[BEGIN MATERIAL FOR THE TASK]
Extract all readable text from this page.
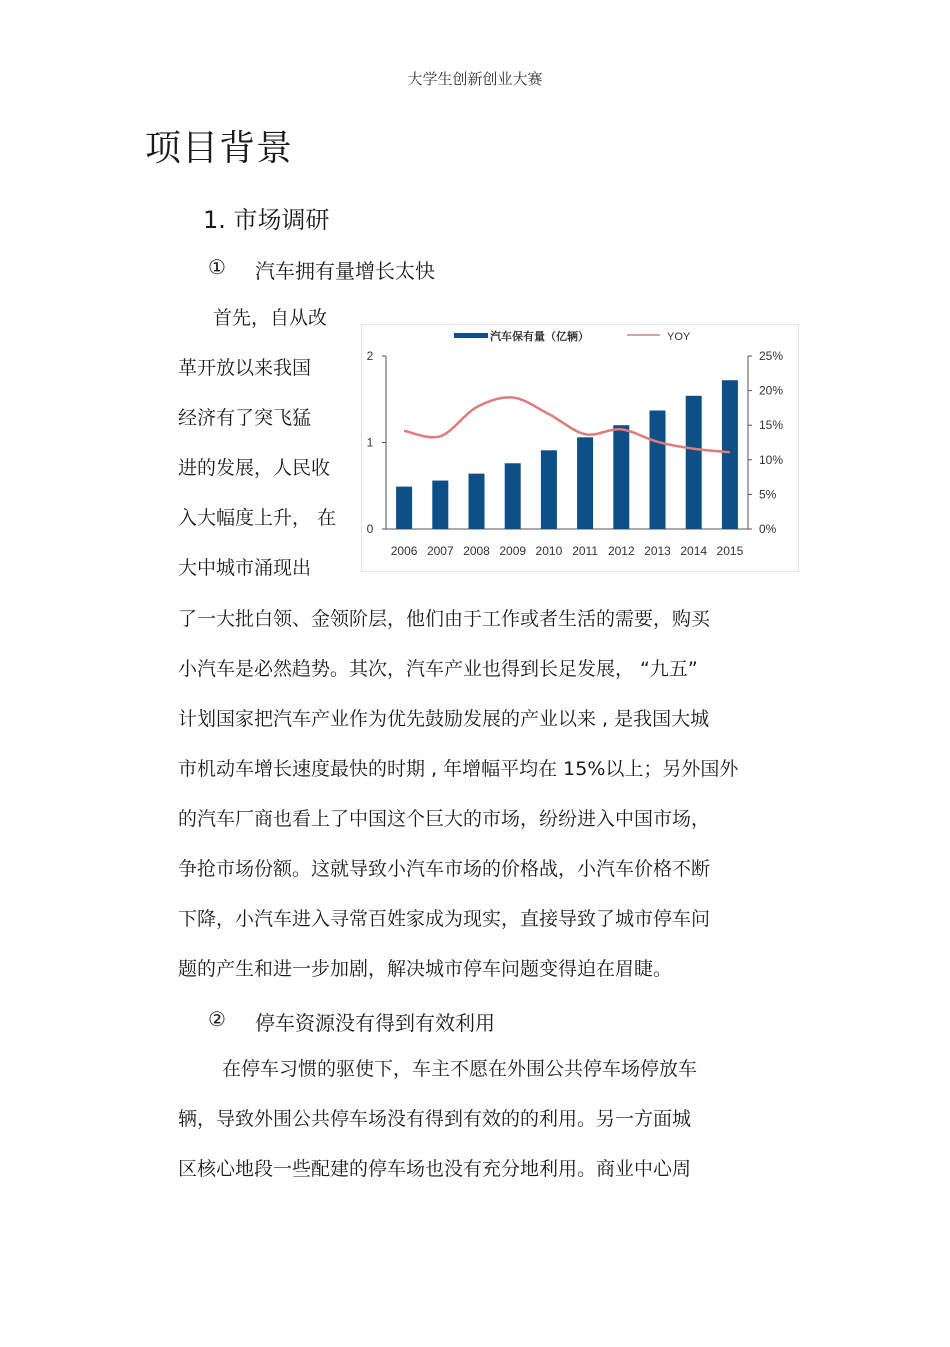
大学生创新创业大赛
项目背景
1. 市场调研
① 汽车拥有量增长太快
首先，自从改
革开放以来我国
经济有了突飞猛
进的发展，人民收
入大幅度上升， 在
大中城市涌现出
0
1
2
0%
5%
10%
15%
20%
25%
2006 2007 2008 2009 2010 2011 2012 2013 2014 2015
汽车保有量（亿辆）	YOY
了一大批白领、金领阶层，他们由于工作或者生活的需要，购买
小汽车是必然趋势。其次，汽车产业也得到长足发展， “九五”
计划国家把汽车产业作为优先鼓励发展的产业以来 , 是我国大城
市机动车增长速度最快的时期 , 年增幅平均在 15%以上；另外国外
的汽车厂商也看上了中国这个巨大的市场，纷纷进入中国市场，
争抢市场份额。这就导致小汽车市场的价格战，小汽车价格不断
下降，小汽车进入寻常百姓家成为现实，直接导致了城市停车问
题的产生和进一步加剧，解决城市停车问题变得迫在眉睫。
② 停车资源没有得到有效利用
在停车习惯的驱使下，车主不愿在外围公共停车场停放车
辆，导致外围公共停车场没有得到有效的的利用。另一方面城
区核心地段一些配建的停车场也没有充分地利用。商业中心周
[END MATERIAL FOR THE TASK]
WHAT TO PRODUCE: Restate the data above word for word. Skip every picture.

OUTPUT FOR THIS TASK:
Extract all readable text from this page.
大学生创新创业大赛
项目背景
1. 市场调研
① 汽车拥有量增长太快
首先，自从改
革开放以来我国
经济有了突飞猛
进的发展，人民收
入大幅度上升， 在
大中城市涌现出
0
1
2
0%
5%
10%
15%
20%
25%
2006 2007 2008 2009 2010 2011 2012 2013 2014 2015
汽车保有量（亿辆）	YOY
了一大批白领、金领阶层，他们由于工作或者生活的需要，购买
小汽车是必然趋势。其次，汽车产业也得到长足发展， “九五”
计划国家把汽车产业作为优先鼓励发展的产业以来 , 是我国大城
市机动车增长速度最快的时期 , 年增幅平均在 15%以上；另外国外
的汽车厂商也看上了中国这个巨大的市场，纷纷进入中国市场，
争抢市场份额。这就导致小汽车市场的价格战，小汽车价格不断
下降，小汽车进入寻常百姓家成为现实，直接导致了城市停车问
题的产生和进一步加剧，解决城市停车问题变得迫在眉睫。
② 停车资源没有得到有效利用
在停车习惯的驱使下，车主不愿在外围公共停车场停放车
辆，导致外围公共停车场没有得到有效的的利用。另一方面城
区核心地段一些配建的停车场也没有充分地利用。商业中心周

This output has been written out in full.